Repeat the whole listing exactly as written.

START Record extracts

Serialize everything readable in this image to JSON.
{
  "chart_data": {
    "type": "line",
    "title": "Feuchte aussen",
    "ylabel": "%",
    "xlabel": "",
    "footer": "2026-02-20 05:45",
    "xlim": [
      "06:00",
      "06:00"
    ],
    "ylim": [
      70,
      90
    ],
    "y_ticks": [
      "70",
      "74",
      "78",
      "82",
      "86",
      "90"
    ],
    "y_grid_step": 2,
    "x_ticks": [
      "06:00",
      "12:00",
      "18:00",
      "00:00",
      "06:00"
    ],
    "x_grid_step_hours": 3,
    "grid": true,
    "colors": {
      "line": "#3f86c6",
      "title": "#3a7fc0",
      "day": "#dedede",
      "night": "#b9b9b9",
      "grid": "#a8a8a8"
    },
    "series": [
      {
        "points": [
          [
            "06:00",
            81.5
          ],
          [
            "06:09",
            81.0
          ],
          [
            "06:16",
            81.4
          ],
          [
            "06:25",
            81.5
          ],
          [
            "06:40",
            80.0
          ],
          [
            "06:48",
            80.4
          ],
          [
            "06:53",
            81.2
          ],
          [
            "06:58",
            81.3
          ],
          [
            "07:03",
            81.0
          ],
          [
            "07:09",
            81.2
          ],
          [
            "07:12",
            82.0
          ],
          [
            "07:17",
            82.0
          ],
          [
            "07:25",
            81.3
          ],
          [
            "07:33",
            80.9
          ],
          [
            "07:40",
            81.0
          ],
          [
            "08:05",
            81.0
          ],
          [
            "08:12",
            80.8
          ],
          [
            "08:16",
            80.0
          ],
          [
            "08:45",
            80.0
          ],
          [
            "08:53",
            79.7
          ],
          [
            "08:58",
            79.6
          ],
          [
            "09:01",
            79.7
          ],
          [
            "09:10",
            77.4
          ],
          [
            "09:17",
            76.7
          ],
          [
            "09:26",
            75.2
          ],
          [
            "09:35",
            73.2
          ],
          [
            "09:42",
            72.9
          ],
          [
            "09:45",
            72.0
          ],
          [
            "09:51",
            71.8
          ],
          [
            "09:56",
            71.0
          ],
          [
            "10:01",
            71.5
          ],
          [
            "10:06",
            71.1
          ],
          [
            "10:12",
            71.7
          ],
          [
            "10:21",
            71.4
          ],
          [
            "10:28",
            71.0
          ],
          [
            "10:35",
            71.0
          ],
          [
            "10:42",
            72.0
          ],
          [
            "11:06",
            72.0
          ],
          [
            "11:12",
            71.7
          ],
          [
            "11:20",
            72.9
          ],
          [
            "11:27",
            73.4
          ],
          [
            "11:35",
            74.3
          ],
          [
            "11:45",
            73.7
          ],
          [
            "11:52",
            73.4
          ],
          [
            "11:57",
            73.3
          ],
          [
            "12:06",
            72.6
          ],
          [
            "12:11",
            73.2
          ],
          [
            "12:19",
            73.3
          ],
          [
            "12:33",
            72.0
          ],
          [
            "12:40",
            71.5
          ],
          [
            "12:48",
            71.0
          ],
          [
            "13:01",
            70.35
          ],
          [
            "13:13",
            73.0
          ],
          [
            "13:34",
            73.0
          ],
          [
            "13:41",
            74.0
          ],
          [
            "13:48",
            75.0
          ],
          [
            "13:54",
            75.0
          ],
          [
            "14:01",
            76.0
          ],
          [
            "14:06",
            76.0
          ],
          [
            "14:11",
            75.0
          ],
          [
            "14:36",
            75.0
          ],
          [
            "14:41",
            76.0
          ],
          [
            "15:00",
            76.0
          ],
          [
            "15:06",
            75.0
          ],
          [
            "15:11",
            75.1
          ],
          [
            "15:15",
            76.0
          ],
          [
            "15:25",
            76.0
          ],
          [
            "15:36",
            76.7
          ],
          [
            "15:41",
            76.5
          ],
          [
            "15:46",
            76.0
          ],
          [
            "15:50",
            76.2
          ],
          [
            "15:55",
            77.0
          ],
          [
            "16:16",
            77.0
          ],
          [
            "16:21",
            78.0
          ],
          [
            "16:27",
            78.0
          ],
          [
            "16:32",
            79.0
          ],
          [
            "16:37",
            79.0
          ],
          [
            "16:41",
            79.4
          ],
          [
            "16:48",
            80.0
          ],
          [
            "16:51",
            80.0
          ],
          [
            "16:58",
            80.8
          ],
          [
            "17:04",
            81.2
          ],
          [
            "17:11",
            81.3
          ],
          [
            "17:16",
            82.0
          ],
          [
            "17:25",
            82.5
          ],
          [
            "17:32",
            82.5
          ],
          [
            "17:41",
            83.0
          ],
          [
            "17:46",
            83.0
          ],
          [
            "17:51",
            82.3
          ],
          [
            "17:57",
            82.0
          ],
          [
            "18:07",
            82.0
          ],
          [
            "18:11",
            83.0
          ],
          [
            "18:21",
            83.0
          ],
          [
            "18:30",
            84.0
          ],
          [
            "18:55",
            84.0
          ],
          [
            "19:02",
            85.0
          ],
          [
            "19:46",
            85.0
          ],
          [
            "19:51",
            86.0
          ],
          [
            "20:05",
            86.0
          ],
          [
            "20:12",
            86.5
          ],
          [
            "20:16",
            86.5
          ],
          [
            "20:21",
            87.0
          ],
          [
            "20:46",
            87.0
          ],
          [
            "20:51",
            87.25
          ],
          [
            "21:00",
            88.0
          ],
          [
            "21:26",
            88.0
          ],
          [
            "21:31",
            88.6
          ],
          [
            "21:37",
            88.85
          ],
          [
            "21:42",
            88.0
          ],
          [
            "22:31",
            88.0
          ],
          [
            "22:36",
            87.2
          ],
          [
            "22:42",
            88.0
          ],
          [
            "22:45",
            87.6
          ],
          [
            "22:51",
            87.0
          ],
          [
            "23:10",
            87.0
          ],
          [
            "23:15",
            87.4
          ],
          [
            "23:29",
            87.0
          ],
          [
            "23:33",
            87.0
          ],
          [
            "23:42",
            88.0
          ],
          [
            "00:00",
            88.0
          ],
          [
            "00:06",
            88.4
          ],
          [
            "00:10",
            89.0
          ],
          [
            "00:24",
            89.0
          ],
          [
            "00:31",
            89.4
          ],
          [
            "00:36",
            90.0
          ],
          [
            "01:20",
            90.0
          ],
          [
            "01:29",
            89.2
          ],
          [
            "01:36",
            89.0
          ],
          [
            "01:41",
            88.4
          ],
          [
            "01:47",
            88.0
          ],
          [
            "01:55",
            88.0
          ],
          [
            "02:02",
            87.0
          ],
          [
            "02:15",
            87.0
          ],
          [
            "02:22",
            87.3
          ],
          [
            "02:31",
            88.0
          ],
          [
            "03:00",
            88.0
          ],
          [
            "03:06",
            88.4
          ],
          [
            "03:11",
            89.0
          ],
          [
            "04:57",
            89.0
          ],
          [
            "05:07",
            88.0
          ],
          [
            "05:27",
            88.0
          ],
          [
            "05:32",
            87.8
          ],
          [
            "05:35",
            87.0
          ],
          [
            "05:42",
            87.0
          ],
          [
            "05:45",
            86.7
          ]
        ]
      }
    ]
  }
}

END Record extracts

(Output):
Serialize everything readable in this image to JSON.
{
  "chart_data": {
    "type": "line",
    "title": "Feuchte aussen",
    "ylabel": "%",
    "xlabel": "",
    "footer": "2026-02-20 05:45",
    "xlim": [
      "06:00",
      "06:00"
    ],
    "ylim": [
      70,
      90
    ],
    "y_ticks": [
      "70",
      "74",
      "78",
      "82",
      "86",
      "90"
    ],
    "y_grid_step": 2,
    "x_ticks": [
      "06:00",
      "12:00",
      "18:00",
      "00:00",
      "06:00"
    ],
    "x_grid_step_hours": 3,
    "grid": true,
    "colors": {
      "line": "#3f86c6",
      "title": "#3a7fc0",
      "day": "#dedede",
      "night": "#b9b9b9",
      "grid": "#a8a8a8"
    },
    "series": [
      {
        "points": [
          [
            "06:00",
            81.5
          ],
          [
            "06:09",
            81.0
          ],
          [
            "06:16",
            81.4
          ],
          [
            "06:25",
            81.5
          ],
          [
            "06:40",
            80.0
          ],
          [
            "06:48",
            80.4
          ],
          [
            "06:53",
            81.2
          ],
          [
            "06:58",
            81.3
          ],
          [
            "07:03",
            81.0
          ],
          [
            "07:09",
            81.2
          ],
          [
            "07:12",
            82.0
          ],
          [
            "07:17",
            82.0
          ],
          [
            "07:25",
            81.3
          ],
          [
            "07:33",
            80.9
          ],
          [
            "07:40",
            81.0
          ],
          [
            "08:05",
            81.0
          ],
          [
            "08:12",
            80.8
          ],
          [
            "08:16",
            80.0
          ],
          [
            "08:45",
            80.0
          ],
          [
            "08:53",
            79.7
          ],
          [
            "08:58",
            79.6
          ],
          [
            "09:01",
            79.7
          ],
          [
            "09:10",
            77.4
          ],
          [
            "09:17",
            76.7
          ],
          [
            "09:26",
            75.2
          ],
          [
            "09:35",
            73.2
          ],
          [
            "09:42",
            72.9
          ],
          [
            "09:45",
            72.0
          ],
          [
            "09:51",
            71.8
          ],
          [
            "09:56",
            71.0
          ],
          [
            "10:01",
            71.5
          ],
          [
            "10:06",
            71.1
          ],
          [
            "10:12",
            71.7
          ],
          [
            "10:21",
            71.4
          ],
          [
            "10:28",
            71.0
          ],
          [
            "10:35",
            71.0
          ],
          [
            "10:42",
            72.0
          ],
          [
            "11:06",
            72.0
          ],
          [
            "11:12",
            71.7
          ],
          [
            "11:20",
            72.9
          ],
          [
            "11:27",
            73.4
          ],
          [
            "11:35",
            74.3
          ],
          [
            "11:45",
            73.7
          ],
          [
            "11:52",
            73.4
          ],
          [
            "11:57",
            73.3
          ],
          [
            "12:06",
            72.6
          ],
          [
            "12:11",
            73.2
          ],
          [
            "12:19",
            73.3
          ],
          [
            "12:33",
            72.0
          ],
          [
            "12:40",
            71.5
          ],
          [
            "12:48",
            71.0
          ],
          [
            "13:01",
            70.35
          ],
          [
            "13:13",
            73.0
          ],
          [
            "13:34",
            73.0
          ],
          [
            "13:41",
            74.0
          ],
          [
            "13:48",
            75.0
          ],
          [
            "13:54",
            75.0
          ],
          [
            "14:01",
            76.0
          ],
          [
            "14:06",
            76.0
          ],
          [
            "14:11",
            75.0
          ],
          [
            "14:36",
            75.0
          ],
          [
            "14:41",
            76.0
          ],
          [
            "15:00",
            76.0
          ],
          [
            "15:06",
            75.0
          ],
          [
            "15:11",
            75.1
          ],
          [
            "15:15",
            76.0
          ],
          [
            "15:25",
            76.0
          ],
          [
            "15:36",
            76.7
          ],
          [
            "15:41",
            76.5
          ],
          [
            "15:46",
            76.0
          ],
          [
            "15:50",
            76.2
          ],
          [
            "15:55",
            77.0
          ],
          [
            "16:16",
            77.0
          ],
          [
            "16:21",
            78.0
          ],
          [
            "16:27",
            78.0
          ],
          [
            "16:32",
            79.0
          ],
          [
            "16:37",
            79.0
          ],
          [
            "16:41",
            79.4
          ],
          [
            "16:48",
            80.0
          ],
          [
            "16:51",
            80.0
          ],
          [
            "16:58",
            80.8
          ],
          [
            "17:04",
            81.2
          ],
          [
            "17:11",
            81.3
          ],
          [
            "17:16",
            82.0
          ],
          [
            "17:25",
            82.5
          ],
          [
            "17:32",
            82.5
          ],
          [
            "17:41",
            83.0
          ],
          [
            "17:46",
            83.0
          ],
          [
            "17:51",
            82.3
          ],
          [
            "17:57",
            82.0
          ],
          [
            "18:07",
            82.0
          ],
          [
            "18:11",
            83.0
          ],
          [
            "18:21",
            83.0
          ],
          [
            "18:30",
            84.0
          ],
          [
            "18:55",
            84.0
          ],
          [
            "19:02",
            85.0
          ],
          [
            "19:46",
            85.0
          ],
          [
            "19:51",
            86.0
          ],
          [
            "20:05",
            86.0
          ],
          [
            "20:12",
            86.5
          ],
          [
            "20:16",
            86.5
          ],
          [
            "20:21",
            87.0
          ],
          [
            "20:46",
            87.0
          ],
          [
            "20:51",
            87.25
          ],
          [
            "21:00",
            88.0
          ],
          [
            "21:26",
            88.0
          ],
          [
            "21:31",
            88.6
          ],
          [
            "21:37",
            88.85
          ],
          [
            "21:42",
            88.0
          ],
          [
            "22:31",
            88.0
          ],
          [
            "22:36",
            87.2
          ],
          [
            "22:42",
            88.0
          ],
          [
            "22:45",
            87.6
          ],
          [
            "22:51",
            87.0
          ],
          [
            "23:10",
            87.0
          ],
          [
            "23:15",
            87.4
          ],
          [
            "23:29",
            87.0
          ],
          [
            "23:33",
            87.0
          ],
          [
            "23:42",
            88.0
          ],
          [
            "00:00",
            88.0
          ],
          [
            "00:06",
            88.4
          ],
          [
            "00:10",
            89.0
          ],
          [
            "00:24",
            89.0
          ],
          [
            "00:31",
            89.4
          ],
          [
            "00:36",
            90.0
          ],
          [
            "01:20",
            90.0
          ],
          [
            "01:29",
            89.2
          ],
          [
            "01:36",
            89.0
          ],
          [
            "01:41",
            88.4
          ],
          [
            "01:47",
            88.0
          ],
          [
            "01:55",
            88.0
          ],
          [
            "02:02",
            87.0
          ],
          [
            "02:15",
            87.0
          ],
          [
            "02:22",
            87.3
          ],
          [
            "02:31",
            88.0
          ],
          [
            "03:00",
            88.0
          ],
          [
            "03:06",
            88.4
          ],
          [
            "03:11",
            89.0
          ],
          [
            "04:57",
            89.0
          ],
          [
            "05:07",
            88.0
          ],
          [
            "05:27",
            88.0
          ],
          [
            "05:32",
            87.8
          ],
          [
            "05:35",
            87.0
          ],
          [
            "05:42",
            87.0
          ],
          [
            "05:45",
            86.7
          ]
        ]
      }
    ]
  }
}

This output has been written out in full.